— START Entries supplied —

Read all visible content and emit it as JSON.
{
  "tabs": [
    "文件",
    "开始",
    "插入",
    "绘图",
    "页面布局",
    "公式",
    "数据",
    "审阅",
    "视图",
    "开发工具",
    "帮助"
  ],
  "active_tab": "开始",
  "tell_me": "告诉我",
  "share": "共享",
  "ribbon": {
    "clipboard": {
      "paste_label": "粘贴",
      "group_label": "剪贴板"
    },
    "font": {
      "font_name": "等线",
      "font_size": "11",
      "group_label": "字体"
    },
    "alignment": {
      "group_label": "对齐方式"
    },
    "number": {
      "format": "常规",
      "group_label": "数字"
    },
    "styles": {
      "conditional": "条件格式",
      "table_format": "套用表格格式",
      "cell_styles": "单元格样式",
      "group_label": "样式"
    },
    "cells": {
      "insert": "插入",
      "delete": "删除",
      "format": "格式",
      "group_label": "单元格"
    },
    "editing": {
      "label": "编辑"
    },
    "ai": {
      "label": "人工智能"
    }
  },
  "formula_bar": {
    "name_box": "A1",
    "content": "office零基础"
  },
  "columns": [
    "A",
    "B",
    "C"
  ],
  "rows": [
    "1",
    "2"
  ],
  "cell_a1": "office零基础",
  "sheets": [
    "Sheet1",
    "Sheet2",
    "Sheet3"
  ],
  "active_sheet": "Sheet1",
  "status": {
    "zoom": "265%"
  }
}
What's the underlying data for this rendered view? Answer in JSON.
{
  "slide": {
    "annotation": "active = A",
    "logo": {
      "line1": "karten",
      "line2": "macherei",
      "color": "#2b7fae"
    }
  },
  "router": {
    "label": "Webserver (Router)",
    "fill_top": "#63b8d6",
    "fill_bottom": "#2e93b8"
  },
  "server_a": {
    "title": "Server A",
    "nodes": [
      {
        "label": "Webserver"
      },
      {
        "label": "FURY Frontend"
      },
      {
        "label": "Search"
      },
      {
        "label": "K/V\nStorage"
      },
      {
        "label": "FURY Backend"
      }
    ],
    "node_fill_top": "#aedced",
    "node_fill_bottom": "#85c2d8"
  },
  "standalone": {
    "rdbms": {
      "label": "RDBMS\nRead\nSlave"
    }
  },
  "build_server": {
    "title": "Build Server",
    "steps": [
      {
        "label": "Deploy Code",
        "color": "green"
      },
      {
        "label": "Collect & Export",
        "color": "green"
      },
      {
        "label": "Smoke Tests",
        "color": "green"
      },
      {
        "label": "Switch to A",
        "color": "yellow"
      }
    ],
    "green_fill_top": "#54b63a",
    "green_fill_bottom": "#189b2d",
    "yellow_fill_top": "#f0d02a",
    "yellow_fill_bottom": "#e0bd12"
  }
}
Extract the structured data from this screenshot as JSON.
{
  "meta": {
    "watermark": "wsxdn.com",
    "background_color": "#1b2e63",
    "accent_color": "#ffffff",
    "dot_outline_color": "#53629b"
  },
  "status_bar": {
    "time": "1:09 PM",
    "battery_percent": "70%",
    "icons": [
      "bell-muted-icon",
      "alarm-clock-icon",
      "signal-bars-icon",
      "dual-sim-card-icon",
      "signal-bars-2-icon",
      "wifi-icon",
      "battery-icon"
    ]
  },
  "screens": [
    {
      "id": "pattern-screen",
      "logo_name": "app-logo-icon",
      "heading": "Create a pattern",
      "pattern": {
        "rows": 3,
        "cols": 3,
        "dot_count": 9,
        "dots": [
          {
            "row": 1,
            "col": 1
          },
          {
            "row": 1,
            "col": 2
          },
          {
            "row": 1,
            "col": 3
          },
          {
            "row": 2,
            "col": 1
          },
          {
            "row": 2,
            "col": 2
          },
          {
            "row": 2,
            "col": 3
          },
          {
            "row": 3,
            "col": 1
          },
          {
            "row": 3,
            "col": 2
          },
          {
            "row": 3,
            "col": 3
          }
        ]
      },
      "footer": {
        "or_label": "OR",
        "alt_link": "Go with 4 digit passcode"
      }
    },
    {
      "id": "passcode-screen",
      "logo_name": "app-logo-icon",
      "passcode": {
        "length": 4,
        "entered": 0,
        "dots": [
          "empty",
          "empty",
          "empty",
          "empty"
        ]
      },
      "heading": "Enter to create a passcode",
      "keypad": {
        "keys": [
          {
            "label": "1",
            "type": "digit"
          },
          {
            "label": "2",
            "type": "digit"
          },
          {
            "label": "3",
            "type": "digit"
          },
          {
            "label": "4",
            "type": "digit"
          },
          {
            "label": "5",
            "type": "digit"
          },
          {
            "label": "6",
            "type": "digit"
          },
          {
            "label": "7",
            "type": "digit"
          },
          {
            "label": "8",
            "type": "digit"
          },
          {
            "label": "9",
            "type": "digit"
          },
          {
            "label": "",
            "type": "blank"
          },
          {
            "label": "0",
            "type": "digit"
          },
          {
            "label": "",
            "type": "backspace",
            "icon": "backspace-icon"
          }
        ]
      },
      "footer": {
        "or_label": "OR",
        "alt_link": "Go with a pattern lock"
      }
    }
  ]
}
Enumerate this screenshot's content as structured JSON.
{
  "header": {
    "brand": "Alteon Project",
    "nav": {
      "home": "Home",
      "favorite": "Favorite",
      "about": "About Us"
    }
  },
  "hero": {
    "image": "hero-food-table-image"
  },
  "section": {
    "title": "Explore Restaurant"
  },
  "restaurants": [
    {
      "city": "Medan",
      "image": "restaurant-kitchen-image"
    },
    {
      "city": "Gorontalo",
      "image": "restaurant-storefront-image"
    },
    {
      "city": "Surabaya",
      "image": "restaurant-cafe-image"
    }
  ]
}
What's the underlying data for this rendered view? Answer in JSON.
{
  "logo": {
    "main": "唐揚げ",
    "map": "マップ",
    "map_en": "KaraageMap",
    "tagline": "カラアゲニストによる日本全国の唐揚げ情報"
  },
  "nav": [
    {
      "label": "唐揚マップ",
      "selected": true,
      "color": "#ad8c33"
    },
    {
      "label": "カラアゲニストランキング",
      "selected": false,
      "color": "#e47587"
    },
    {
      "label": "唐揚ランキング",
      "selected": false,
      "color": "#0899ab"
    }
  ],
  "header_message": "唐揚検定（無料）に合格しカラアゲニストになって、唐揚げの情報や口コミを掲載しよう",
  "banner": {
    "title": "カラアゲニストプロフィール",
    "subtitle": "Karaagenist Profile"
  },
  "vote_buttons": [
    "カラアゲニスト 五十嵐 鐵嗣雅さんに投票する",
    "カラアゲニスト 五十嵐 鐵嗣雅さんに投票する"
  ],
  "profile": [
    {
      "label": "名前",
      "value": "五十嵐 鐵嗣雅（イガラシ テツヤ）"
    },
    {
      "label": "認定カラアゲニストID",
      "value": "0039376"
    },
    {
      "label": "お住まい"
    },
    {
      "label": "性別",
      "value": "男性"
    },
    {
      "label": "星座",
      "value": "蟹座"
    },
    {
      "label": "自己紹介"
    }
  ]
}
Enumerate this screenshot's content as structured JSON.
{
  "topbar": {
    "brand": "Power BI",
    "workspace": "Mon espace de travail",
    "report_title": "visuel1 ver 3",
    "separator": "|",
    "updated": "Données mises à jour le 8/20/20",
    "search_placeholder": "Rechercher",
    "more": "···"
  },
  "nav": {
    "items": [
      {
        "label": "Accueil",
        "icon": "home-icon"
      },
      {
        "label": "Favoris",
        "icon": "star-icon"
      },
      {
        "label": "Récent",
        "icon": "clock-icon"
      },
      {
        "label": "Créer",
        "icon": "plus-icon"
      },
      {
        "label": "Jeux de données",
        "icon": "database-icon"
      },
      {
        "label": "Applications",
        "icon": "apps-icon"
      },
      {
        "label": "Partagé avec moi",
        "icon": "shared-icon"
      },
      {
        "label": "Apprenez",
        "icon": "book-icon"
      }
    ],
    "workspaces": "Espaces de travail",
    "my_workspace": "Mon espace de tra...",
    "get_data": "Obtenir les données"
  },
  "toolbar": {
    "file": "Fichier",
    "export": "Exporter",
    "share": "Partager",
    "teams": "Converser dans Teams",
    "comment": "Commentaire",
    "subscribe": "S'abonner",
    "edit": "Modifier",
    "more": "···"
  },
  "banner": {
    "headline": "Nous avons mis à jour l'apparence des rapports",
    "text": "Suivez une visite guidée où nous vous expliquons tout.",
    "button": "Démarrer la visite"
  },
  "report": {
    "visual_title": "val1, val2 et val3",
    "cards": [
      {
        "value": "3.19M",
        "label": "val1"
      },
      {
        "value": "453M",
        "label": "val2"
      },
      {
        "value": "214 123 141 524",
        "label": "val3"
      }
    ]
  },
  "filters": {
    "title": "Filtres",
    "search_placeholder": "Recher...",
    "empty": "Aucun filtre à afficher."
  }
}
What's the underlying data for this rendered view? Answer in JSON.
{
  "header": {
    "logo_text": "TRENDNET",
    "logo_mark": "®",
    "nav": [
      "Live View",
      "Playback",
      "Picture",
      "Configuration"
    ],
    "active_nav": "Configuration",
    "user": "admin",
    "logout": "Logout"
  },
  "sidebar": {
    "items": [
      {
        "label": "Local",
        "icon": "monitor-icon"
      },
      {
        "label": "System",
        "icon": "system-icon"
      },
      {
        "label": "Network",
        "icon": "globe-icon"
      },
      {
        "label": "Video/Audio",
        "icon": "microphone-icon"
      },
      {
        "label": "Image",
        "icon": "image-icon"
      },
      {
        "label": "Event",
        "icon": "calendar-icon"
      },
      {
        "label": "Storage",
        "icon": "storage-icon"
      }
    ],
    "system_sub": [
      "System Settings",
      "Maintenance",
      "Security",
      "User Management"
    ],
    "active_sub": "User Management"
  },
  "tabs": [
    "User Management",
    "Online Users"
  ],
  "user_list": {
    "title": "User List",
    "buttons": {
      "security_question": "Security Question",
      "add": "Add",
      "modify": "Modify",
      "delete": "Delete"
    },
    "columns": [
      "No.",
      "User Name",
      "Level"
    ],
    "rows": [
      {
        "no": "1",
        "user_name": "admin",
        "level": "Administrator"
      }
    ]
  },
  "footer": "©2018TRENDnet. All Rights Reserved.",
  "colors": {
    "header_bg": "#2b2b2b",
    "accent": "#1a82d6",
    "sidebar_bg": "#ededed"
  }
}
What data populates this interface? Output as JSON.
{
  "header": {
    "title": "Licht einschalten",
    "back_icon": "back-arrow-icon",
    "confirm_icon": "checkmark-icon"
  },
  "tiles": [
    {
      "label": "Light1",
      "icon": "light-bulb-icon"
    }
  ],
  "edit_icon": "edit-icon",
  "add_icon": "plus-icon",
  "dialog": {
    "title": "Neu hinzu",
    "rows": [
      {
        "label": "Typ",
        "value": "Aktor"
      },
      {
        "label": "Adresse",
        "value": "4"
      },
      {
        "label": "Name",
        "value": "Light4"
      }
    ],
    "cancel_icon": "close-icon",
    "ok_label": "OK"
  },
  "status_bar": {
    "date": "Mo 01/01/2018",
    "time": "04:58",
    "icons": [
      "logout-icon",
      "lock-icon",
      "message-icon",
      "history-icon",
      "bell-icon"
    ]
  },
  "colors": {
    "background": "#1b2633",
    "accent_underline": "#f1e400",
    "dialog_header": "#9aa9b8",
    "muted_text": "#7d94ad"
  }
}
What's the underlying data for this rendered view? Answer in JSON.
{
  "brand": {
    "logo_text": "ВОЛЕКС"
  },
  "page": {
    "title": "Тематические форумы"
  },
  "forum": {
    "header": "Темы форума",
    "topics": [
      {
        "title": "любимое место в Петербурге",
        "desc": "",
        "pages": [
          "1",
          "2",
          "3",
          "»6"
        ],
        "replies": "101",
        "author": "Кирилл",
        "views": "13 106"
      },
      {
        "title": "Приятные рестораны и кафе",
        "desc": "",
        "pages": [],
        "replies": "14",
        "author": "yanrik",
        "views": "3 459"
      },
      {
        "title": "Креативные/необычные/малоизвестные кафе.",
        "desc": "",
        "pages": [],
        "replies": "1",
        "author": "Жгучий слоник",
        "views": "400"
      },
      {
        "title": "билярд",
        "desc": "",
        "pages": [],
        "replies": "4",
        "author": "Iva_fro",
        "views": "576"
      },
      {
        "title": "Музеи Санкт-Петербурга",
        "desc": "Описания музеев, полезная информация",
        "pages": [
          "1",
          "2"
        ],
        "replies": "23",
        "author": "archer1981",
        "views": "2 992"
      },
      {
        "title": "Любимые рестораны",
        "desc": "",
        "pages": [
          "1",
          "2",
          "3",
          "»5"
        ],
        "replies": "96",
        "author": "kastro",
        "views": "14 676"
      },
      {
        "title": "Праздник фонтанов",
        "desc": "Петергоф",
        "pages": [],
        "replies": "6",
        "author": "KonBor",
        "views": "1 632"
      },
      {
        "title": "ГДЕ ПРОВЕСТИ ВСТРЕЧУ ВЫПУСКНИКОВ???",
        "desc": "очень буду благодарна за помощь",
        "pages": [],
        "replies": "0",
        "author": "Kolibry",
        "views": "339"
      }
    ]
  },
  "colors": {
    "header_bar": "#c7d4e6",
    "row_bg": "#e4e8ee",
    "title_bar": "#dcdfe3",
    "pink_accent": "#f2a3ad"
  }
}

— END Entries supplied —

Across the records above, count the lines holding "author" and reply with that number alone.

8